[Data entries]
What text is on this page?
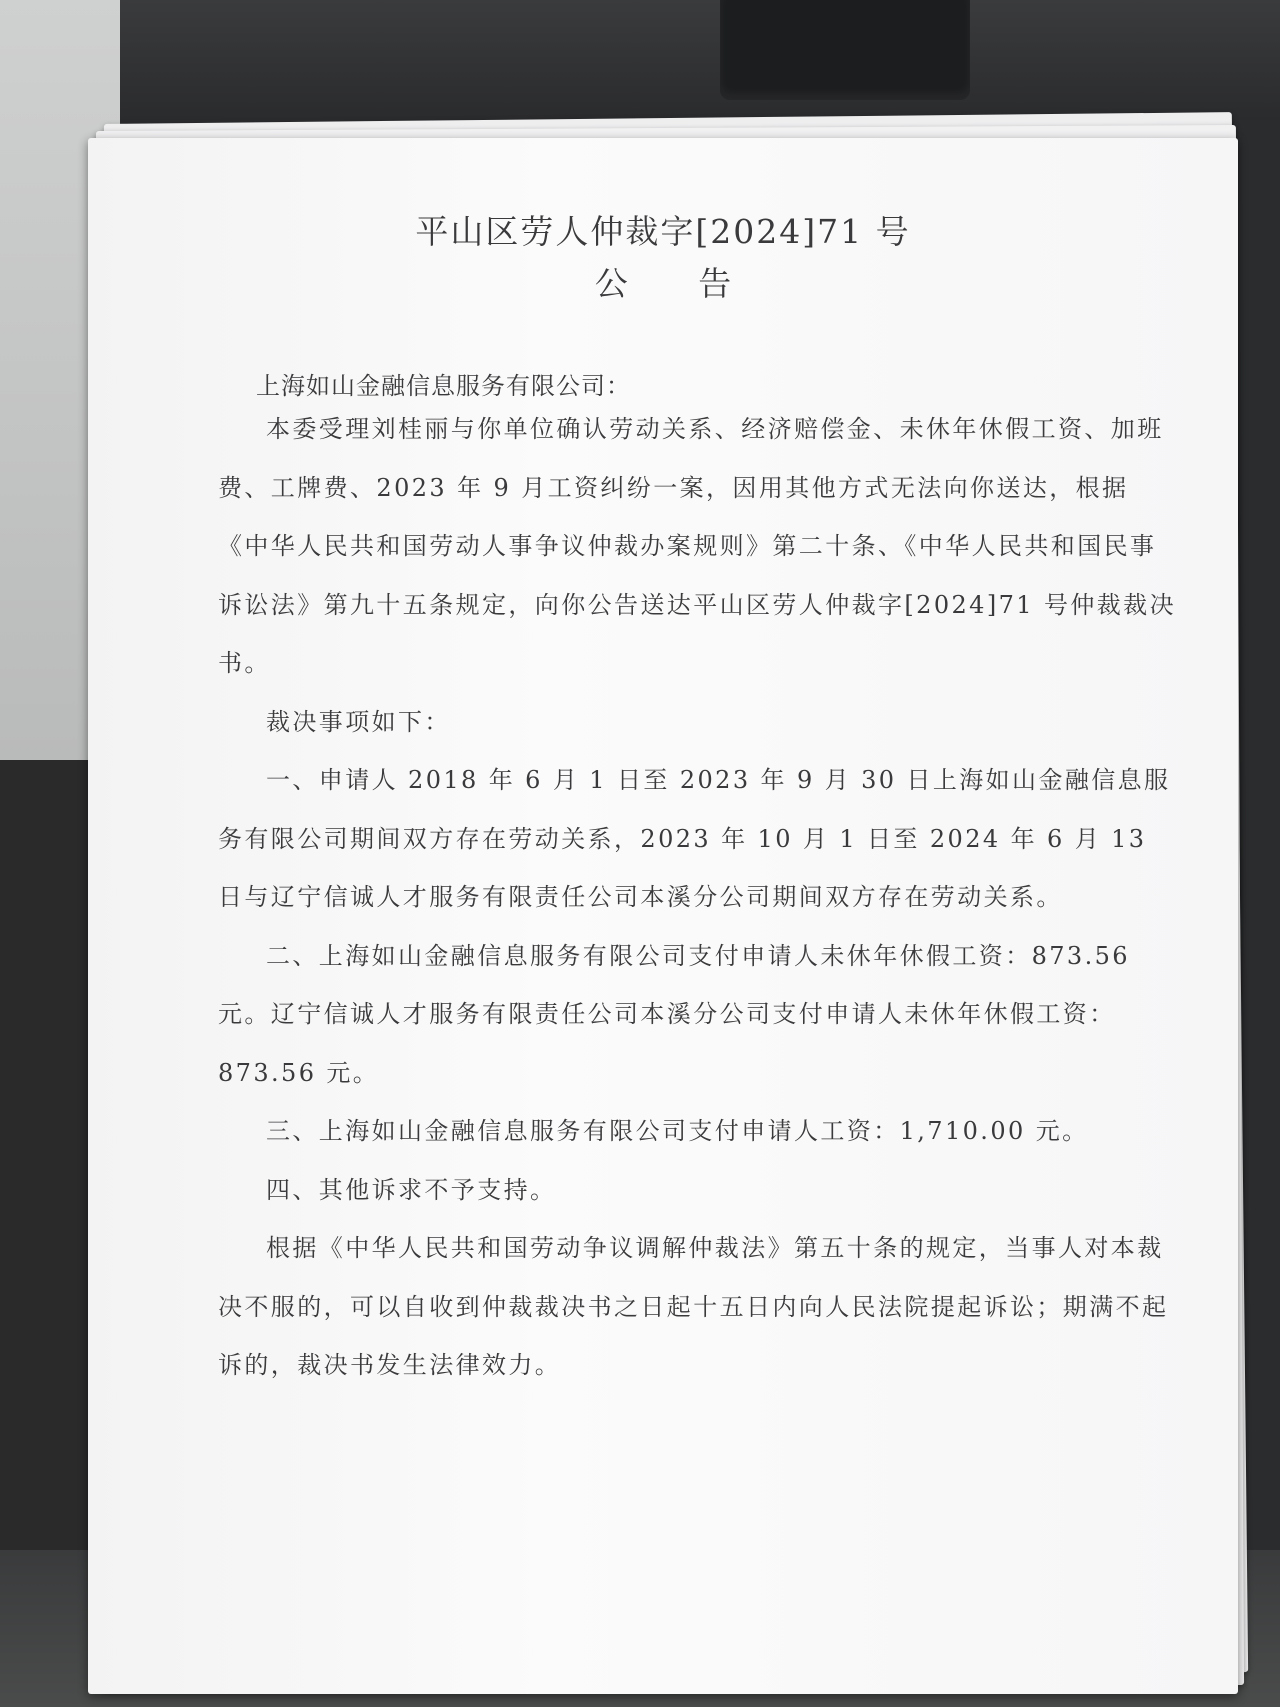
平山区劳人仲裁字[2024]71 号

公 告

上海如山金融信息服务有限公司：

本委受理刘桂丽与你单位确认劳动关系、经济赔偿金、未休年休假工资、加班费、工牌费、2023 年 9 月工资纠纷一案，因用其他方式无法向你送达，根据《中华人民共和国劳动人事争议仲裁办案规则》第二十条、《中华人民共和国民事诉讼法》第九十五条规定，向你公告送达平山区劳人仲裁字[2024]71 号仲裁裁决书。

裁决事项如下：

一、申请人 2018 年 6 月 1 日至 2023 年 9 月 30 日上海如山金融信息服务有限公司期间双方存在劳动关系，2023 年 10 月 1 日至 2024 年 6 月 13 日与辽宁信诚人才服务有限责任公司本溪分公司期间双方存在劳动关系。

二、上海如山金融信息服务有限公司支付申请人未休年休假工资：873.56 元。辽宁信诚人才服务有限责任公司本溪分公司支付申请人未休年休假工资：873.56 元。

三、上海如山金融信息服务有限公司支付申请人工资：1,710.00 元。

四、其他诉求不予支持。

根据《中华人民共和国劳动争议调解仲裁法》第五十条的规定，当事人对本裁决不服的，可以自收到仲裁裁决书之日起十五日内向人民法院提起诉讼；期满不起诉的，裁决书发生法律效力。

_Short exercise_: Pictures are excluded; output everything else in the data verbatim.

_Solution_:
What text is on this page?
平山区劳人仲裁字[2024]71 号

公 告

上海如山金融信息服务有限公司：

本委受理刘桂丽与你单位确认劳动关系、经济赔偿金、未休年休假工资、加班费、工牌费、2023 年 9 月工资纠纷一案，因用其他方式无法向你送达，根据《中华人民共和国劳动人事争议仲裁办案规则》第二十条、《中华人民共和国民事诉讼法》第九十五条规定，向你公告送达平山区劳人仲裁字[2024]71 号仲裁裁决书。

裁决事项如下：

一、申请人 2018 年 6 月 1 日至 2023 年 9 月 30 日上海如山金融信息服务有限公司期间双方存在劳动关系，2023 年 10 月 1 日至 2024 年 6 月 13 日与辽宁信诚人才服务有限责任公司本溪分公司期间双方存在劳动关系。

二、上海如山金融信息服务有限公司支付申请人未休年休假工资：873.56 元。辽宁信诚人才服务有限责任公司本溪分公司支付申请人未休年休假工资：873.56 元。

三、上海如山金融信息服务有限公司支付申请人工资：1,710.00 元。

四、其他诉求不予支持。

根据《中华人民共和国劳动争议调解仲裁法》第五十条的规定，当事人对本裁决不服的，可以自收到仲裁裁决书之日起十五日内向人民法院提起诉讼；期满不起诉的，裁决书发生法律效力。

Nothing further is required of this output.